::: Texte source

Du 4 au 6 juillet 2018, un séminaire portant sur la « Croissance durable et marché du travail inclusif – quel est le rôle des partenaires sociaux ? », organisé par LPS « Solidaruma » (Lietuvos profesinė sąjunga « Solidarumas ») a eu lieu à Vilnius/Lituanie, avec l’aide financière d’EZA et de l’Union européenne. Le séminaire faisait partie de la coordination du projet EZA sur « la qualité du travail ». Des représentants d’organisations de travailleurs en provenance de Belgique, du Portugal, d’Espagne, de Pologne, d’Estonie, de Lettonie et de Lituanie ont participé au séminaire.

Les discours d’ouverture de Mme Kristina Krupavičienė, présidente du syndicat lituanien SOLIDARUMAS, et de Mme Janina Švedienė, vice-présidente d’EZA, ont été suivis des mots de bienvenue de M. Lukas Savickas, conseiller du Premier ministre lituanien. À l’occasion de la Conférence internationale, M. Savickas a salué les participants à la Conférence de la part du premier ministre, M. Saulius Skvernelis. Il a également précisé que, par rapport aux précédents gouvernements, le gouvernement actuel consacrait plus d’attention à la promotion du dialogue social en Lituanie. Selon M. Savickas, la preuve suffisante de la contribution du gouvernement et de sa participation à la promotion du dialogue social dans le pays est la conclusion de l’accord national sur les « réformes nécessaires au progrès du pays », signée entre le le Gouvernement et les partenaires sociaux ainsi que les conventions collectives sectorielles signées pour la première fois en Lituanie.

::::::
::: Jeu de données

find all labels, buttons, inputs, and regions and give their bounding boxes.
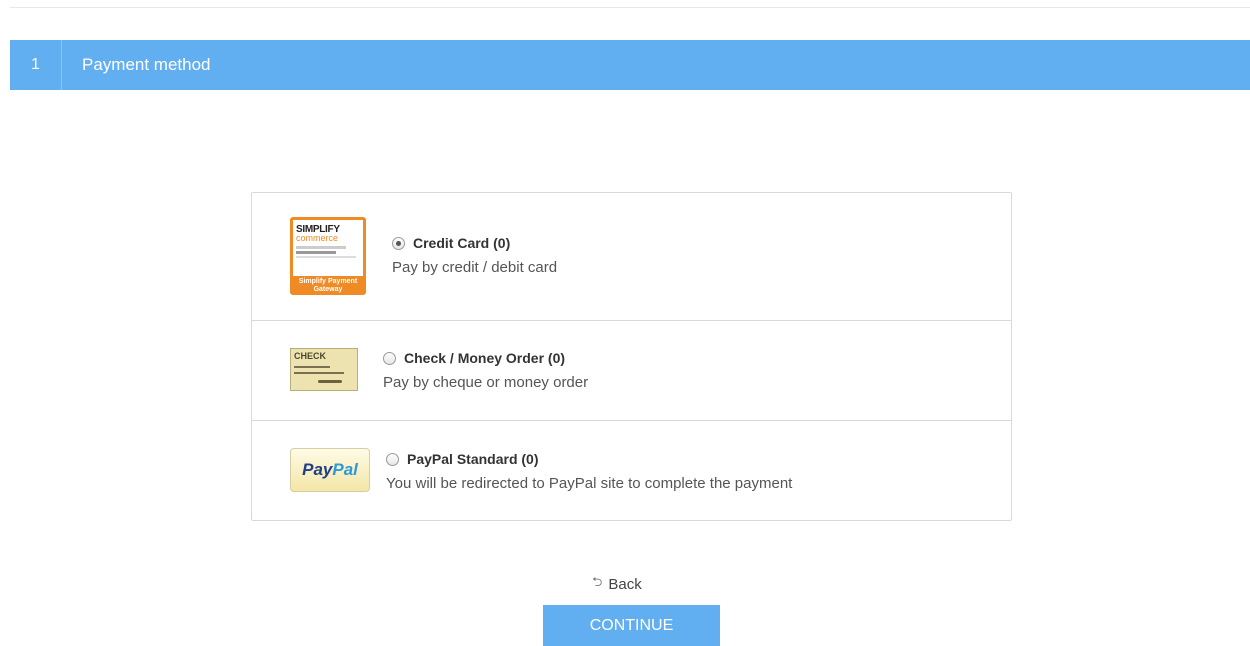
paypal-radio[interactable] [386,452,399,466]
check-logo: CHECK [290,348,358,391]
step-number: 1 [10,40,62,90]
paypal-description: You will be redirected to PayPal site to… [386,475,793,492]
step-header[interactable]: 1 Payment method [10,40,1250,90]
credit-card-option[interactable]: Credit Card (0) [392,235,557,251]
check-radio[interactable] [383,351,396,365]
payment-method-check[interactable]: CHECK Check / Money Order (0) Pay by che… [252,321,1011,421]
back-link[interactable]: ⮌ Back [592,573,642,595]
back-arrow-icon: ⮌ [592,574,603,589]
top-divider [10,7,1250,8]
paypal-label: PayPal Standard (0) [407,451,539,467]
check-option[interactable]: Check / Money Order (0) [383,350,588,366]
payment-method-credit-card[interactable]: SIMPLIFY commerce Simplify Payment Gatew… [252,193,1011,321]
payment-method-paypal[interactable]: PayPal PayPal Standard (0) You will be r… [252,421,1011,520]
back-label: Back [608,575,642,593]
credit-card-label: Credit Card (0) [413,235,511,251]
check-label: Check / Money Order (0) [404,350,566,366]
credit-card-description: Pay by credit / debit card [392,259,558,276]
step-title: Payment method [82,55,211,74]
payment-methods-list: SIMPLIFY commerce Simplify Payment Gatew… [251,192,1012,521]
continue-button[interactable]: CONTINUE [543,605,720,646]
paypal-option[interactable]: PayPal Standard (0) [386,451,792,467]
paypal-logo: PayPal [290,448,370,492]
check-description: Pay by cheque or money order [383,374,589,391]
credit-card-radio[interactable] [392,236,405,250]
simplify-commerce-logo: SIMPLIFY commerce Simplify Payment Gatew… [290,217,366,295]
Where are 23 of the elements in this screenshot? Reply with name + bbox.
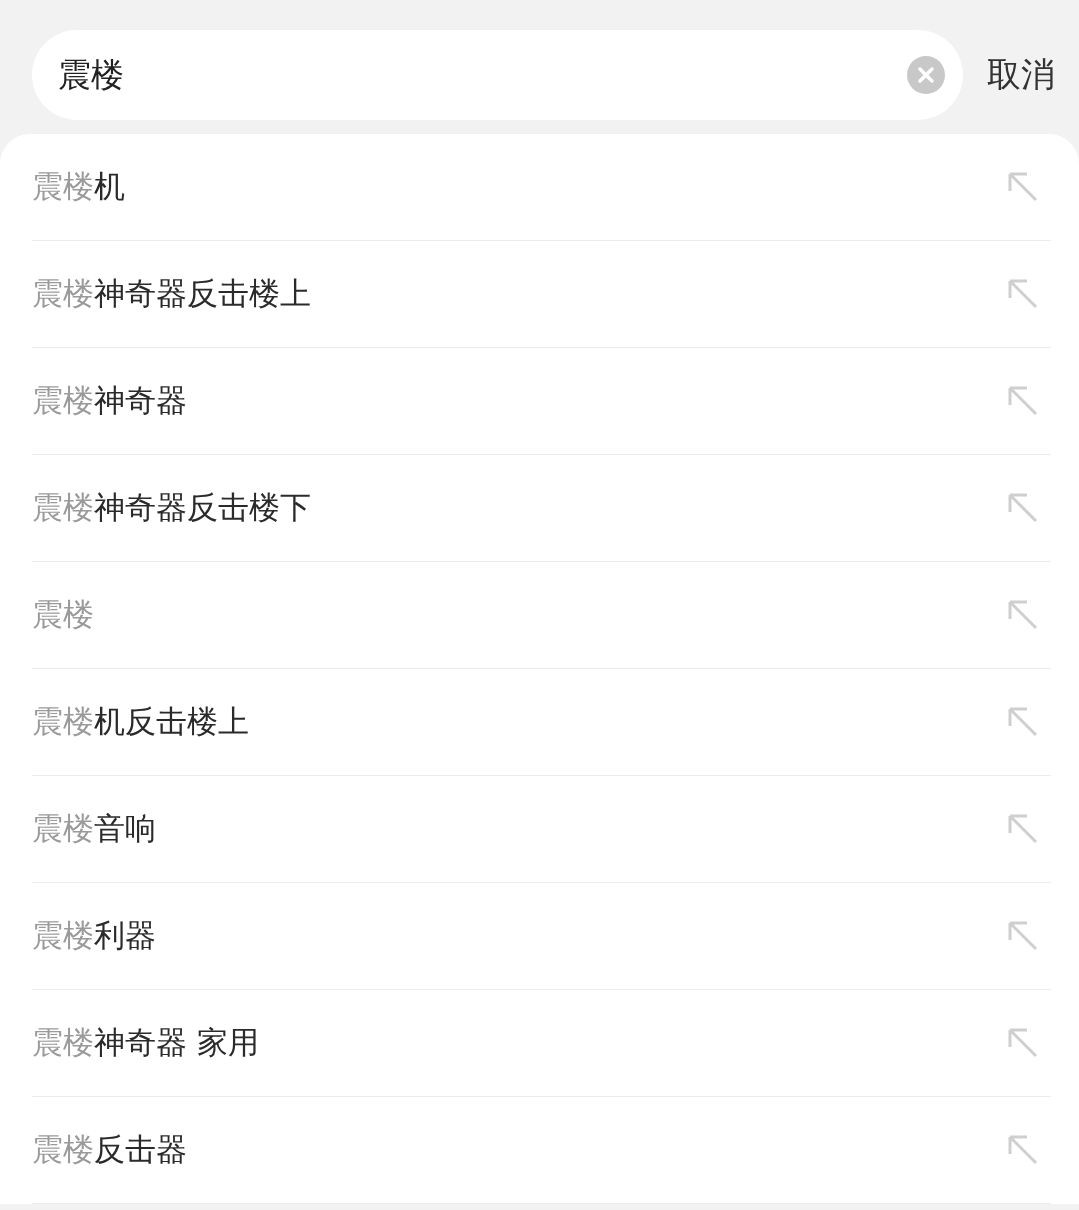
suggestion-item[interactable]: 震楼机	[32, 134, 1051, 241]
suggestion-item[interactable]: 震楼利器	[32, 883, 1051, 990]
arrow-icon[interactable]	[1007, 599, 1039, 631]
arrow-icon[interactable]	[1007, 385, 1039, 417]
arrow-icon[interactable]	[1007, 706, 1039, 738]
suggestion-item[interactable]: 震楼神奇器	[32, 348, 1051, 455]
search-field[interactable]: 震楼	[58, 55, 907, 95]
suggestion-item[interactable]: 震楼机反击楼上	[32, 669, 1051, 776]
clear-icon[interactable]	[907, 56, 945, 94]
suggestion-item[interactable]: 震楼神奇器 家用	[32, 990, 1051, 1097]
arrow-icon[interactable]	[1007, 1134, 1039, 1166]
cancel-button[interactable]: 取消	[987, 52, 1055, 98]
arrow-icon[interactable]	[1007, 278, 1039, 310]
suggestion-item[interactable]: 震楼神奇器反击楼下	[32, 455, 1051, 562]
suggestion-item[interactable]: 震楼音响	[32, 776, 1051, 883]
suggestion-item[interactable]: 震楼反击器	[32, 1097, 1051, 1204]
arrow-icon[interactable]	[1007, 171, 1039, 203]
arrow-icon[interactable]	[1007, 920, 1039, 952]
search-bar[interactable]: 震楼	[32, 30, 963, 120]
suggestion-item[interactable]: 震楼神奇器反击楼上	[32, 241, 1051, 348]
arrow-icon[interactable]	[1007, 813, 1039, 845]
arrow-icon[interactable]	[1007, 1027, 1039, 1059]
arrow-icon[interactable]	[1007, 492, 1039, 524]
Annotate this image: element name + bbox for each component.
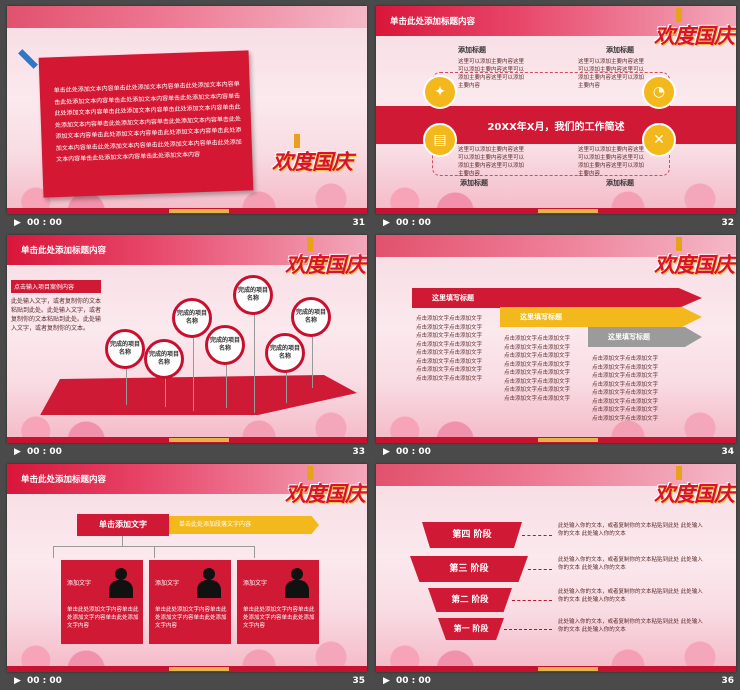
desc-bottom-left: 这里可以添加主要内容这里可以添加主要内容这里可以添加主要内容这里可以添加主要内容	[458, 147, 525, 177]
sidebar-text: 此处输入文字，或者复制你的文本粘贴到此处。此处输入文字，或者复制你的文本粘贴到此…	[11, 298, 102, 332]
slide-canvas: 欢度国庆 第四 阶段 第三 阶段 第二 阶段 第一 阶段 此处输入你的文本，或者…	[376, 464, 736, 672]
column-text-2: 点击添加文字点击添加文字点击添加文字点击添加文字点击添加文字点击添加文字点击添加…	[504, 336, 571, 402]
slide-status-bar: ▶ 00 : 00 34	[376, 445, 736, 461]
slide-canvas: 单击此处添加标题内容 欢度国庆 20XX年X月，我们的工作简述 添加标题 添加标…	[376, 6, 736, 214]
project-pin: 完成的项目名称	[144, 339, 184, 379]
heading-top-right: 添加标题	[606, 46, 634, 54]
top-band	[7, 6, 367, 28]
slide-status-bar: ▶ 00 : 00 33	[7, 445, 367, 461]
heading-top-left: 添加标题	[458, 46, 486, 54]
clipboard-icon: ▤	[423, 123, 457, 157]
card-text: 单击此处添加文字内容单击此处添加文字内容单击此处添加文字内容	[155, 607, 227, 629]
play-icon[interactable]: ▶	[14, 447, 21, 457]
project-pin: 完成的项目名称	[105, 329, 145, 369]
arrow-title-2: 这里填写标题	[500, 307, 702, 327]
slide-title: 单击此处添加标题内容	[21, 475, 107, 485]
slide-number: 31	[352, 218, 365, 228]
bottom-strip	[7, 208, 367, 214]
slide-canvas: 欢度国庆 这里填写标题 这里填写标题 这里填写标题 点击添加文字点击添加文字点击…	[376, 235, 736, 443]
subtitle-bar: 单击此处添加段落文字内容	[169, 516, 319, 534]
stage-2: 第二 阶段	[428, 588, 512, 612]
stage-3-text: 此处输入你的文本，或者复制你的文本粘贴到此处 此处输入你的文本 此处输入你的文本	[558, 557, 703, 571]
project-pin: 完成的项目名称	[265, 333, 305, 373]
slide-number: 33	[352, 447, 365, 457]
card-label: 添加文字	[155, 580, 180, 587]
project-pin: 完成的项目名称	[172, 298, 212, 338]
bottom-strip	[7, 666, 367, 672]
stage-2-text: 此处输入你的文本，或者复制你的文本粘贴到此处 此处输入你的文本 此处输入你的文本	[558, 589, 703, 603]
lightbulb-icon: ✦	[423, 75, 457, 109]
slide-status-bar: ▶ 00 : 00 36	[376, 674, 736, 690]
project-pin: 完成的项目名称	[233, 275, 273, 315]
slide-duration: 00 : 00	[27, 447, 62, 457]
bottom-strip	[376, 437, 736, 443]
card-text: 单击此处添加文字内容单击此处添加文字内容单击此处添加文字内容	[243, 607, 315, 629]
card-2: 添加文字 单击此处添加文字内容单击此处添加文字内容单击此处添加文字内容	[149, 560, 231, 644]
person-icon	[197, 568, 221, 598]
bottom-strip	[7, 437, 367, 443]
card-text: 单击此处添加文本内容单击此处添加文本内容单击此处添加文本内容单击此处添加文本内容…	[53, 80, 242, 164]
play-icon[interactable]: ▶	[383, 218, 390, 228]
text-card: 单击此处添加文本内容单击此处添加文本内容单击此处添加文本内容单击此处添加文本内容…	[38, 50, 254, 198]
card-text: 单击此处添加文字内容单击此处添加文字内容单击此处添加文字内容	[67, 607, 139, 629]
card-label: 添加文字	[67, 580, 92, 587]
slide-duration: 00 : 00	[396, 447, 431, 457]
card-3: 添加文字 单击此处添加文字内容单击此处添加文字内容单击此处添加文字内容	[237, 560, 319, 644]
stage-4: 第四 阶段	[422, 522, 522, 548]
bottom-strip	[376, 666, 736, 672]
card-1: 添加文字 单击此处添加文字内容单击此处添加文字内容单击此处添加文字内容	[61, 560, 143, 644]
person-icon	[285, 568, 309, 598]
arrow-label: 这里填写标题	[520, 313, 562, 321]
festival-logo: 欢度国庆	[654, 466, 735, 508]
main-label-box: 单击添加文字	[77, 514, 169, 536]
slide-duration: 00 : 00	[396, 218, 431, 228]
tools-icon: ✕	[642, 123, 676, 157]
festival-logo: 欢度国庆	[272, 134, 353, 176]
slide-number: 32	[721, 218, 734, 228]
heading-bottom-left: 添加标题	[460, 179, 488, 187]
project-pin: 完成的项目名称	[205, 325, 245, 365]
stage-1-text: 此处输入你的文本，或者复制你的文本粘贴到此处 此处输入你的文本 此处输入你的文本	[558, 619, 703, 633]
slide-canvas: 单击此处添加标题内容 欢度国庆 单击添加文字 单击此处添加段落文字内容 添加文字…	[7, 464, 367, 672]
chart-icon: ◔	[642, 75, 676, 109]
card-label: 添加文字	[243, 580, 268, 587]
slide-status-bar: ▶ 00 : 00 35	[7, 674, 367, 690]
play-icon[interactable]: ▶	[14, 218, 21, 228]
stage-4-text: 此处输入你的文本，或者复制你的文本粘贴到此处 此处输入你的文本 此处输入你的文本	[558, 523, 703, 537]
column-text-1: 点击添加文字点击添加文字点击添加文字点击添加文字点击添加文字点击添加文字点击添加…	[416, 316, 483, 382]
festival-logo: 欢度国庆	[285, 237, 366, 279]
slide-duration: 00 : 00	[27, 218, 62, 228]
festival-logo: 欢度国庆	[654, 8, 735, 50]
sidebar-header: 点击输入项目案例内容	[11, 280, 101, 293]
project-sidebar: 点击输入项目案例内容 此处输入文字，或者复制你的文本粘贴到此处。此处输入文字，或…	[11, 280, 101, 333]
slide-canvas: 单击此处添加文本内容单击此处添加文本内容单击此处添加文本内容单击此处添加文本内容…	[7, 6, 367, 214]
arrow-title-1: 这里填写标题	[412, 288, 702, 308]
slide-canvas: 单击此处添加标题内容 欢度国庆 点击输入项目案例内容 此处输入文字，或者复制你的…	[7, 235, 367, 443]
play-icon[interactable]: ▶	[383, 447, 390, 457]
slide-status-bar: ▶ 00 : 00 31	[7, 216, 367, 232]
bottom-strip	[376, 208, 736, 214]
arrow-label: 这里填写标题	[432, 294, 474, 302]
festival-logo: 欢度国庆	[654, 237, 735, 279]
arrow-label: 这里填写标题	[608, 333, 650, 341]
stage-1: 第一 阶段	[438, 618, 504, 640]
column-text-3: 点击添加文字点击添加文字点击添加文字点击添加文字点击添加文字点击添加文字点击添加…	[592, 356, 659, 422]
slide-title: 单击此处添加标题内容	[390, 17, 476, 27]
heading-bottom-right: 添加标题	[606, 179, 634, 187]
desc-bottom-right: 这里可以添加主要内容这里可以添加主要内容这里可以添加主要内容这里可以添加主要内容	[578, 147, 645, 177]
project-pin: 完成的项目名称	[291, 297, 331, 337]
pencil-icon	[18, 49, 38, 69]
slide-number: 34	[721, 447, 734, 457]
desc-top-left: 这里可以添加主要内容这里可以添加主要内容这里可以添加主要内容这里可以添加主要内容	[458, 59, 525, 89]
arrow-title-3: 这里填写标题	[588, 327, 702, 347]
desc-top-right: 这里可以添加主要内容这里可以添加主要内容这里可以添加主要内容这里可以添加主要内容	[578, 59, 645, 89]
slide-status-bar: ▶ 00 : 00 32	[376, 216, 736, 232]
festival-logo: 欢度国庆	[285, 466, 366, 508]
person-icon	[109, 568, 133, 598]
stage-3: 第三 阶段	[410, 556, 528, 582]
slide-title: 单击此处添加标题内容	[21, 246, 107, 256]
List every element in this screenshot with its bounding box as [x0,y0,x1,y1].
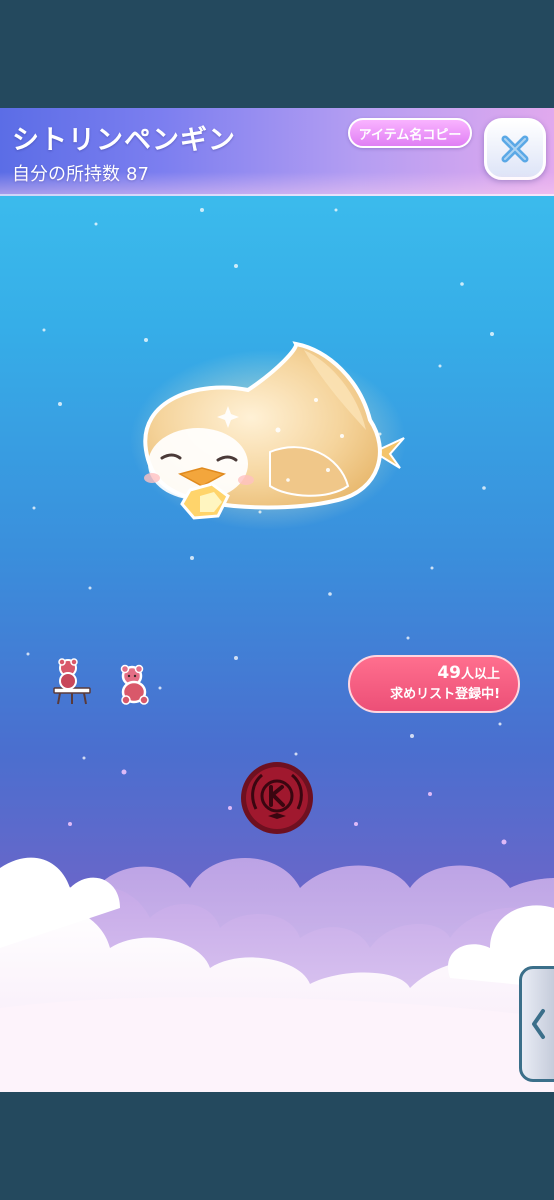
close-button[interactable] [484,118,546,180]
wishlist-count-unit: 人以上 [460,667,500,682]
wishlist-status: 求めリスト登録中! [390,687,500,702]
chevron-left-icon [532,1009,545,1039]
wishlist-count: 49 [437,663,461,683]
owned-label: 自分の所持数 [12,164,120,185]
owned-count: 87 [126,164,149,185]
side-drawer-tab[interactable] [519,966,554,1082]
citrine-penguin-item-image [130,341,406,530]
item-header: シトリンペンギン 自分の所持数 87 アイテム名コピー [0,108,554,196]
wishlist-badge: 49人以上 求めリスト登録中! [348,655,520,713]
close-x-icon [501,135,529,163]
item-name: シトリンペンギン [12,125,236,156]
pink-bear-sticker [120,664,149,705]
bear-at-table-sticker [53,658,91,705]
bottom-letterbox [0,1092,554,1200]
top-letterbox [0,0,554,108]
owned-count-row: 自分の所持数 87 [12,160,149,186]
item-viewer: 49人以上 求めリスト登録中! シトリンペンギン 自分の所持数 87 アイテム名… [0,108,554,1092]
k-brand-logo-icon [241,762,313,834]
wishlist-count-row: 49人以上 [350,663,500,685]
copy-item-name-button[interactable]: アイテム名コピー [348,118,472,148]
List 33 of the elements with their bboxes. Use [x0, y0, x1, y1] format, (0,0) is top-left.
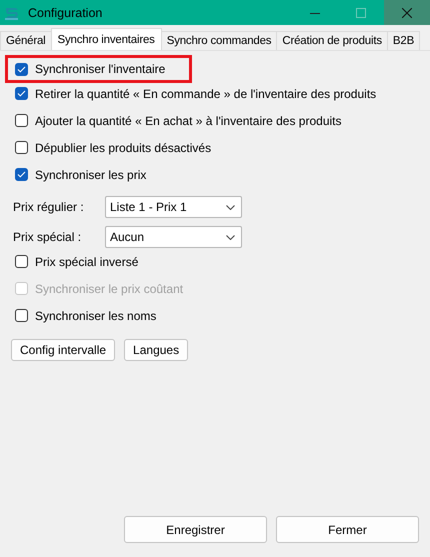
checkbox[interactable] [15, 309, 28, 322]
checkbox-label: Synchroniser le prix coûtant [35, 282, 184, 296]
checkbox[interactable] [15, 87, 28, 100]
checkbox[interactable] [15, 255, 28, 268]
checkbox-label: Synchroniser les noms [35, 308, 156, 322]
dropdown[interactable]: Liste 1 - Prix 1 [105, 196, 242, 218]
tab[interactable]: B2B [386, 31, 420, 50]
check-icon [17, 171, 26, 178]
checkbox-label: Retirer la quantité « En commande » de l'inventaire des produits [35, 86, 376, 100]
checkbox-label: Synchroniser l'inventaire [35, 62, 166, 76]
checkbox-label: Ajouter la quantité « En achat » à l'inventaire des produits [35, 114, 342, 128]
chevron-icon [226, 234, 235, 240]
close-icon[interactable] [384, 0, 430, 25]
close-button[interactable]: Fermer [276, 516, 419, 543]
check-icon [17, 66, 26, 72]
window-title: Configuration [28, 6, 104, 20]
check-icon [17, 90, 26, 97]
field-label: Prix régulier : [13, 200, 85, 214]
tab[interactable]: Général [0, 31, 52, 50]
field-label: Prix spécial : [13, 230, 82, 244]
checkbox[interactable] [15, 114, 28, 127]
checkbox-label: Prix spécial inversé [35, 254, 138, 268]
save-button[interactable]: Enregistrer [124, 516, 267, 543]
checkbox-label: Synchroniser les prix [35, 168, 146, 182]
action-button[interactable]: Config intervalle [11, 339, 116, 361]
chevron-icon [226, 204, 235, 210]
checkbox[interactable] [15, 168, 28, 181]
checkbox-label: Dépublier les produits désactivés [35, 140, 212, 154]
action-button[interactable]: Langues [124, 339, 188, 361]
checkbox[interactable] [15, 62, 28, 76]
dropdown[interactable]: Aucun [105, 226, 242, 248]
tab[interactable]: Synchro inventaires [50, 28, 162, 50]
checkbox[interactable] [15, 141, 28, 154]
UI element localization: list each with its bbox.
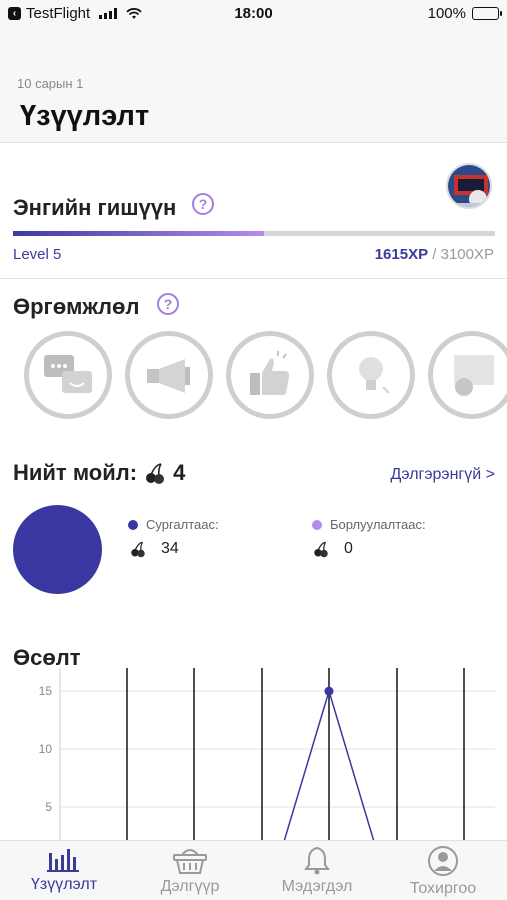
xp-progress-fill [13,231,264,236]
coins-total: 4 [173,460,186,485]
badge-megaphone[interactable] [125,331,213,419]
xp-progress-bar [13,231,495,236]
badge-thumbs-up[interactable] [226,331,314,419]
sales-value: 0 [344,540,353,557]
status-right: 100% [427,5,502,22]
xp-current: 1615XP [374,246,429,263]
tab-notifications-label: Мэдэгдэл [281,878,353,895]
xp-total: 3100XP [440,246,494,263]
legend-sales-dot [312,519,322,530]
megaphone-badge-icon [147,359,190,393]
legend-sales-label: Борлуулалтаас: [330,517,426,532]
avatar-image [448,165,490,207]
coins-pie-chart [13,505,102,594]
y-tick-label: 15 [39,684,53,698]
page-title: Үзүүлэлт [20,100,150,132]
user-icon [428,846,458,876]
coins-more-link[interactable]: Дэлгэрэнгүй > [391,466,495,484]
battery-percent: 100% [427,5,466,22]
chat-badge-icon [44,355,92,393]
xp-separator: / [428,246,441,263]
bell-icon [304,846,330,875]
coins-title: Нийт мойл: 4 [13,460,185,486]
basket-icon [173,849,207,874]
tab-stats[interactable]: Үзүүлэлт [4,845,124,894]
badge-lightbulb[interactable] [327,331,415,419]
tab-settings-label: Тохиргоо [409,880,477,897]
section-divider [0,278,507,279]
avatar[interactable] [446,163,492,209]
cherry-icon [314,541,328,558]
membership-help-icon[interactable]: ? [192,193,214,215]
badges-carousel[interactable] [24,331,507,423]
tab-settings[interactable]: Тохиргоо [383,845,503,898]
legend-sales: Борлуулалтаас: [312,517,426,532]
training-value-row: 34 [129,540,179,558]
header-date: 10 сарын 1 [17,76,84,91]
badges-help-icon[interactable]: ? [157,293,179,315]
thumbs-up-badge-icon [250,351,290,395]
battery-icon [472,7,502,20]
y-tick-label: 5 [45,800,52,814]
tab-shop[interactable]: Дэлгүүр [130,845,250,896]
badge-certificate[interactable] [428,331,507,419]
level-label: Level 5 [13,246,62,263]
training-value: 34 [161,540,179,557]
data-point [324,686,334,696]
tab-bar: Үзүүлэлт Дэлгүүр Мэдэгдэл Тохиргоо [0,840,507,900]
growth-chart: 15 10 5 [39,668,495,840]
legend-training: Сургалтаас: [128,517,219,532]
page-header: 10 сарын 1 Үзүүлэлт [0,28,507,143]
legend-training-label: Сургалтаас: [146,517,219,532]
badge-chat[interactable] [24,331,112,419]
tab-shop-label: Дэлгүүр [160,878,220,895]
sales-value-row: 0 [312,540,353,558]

::::::

◆ **Consigne**
Réécrivez le passage du texte source commençant par « Du 4 au 6 juillet » et se terminant par « participé au séminaire. », en y remplaçant « séminaire » par « colloque ».

◆ **Résultat attendu**
Du 4 au 6 juillet 2018, un colloque portant sur la « Croissance durable et marché du travail inclusif – quel est le rôle des partenaires sociaux ? », organisé par LPS « Solidaruma » (Lietuvos profesinė sąjunga « Solidarumas ») a eu lieu à Vilnius/Lituanie, avec l’aide financière d’EZA et de l’Union européenne. Le colloque faisait partie de la coordination du projet EZA sur « la qualité du travail ». Des représentants d’organisations de travailleurs en provenance de Belgique, du Portugal, d’Espagne, de Pologne, d’Estonie, de Lettonie et de Lituanie ont participé au colloque.